───── Data for processing ─────

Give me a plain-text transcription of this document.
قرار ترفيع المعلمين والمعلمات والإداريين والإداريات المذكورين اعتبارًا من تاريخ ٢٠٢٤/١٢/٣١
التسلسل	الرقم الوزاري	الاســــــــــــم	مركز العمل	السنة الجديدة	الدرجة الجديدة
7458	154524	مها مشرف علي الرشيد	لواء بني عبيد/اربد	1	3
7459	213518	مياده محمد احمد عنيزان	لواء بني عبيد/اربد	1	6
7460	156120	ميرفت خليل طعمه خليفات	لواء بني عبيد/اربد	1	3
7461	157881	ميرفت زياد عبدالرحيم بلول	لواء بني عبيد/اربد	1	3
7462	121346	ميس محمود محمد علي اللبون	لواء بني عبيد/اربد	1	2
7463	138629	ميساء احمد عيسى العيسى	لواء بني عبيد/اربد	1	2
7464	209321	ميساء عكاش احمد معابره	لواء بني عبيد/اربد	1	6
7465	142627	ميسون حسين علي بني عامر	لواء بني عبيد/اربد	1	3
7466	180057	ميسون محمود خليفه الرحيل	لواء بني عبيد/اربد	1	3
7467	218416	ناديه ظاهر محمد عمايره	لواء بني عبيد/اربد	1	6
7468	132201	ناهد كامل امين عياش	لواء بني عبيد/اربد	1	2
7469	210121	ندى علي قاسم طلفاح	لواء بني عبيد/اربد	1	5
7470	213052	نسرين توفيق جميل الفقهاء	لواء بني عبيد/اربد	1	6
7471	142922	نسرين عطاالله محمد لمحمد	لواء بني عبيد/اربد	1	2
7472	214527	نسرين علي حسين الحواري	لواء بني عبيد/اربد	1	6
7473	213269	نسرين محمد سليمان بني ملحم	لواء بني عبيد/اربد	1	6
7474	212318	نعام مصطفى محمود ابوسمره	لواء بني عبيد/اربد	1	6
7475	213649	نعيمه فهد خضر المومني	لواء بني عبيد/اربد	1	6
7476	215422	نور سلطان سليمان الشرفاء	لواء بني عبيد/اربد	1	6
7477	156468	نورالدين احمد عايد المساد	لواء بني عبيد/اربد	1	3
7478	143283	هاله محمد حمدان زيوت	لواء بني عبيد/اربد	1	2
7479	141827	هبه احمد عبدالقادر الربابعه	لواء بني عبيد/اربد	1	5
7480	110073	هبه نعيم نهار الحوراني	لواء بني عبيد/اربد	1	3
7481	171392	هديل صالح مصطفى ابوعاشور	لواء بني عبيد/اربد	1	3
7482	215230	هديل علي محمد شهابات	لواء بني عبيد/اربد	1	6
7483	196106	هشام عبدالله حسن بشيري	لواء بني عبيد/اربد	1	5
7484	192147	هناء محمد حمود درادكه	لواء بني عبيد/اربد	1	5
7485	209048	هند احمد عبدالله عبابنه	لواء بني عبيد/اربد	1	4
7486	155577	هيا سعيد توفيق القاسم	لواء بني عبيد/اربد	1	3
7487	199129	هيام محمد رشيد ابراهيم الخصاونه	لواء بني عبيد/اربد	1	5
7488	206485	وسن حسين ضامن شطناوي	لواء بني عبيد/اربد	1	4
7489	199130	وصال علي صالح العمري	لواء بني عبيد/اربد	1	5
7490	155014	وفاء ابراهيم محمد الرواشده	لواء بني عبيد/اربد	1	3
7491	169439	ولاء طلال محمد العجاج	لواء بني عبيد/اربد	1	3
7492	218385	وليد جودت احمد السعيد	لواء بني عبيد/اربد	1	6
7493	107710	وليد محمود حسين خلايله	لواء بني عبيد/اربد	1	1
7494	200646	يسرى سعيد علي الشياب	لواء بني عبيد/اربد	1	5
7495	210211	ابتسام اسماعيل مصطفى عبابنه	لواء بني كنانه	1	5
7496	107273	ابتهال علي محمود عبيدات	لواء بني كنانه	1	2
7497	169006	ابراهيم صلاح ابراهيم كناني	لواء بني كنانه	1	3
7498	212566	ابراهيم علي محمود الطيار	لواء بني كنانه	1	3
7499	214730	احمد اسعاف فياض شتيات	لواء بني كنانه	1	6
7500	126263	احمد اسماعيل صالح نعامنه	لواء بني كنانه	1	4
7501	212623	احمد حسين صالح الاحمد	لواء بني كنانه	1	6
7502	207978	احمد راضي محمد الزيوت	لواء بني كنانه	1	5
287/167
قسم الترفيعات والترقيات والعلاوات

─────

Your instructions: What is the number of lines in the data that hold the word "توفيق"? Reply with that number and nothing else.

Exercise response: 2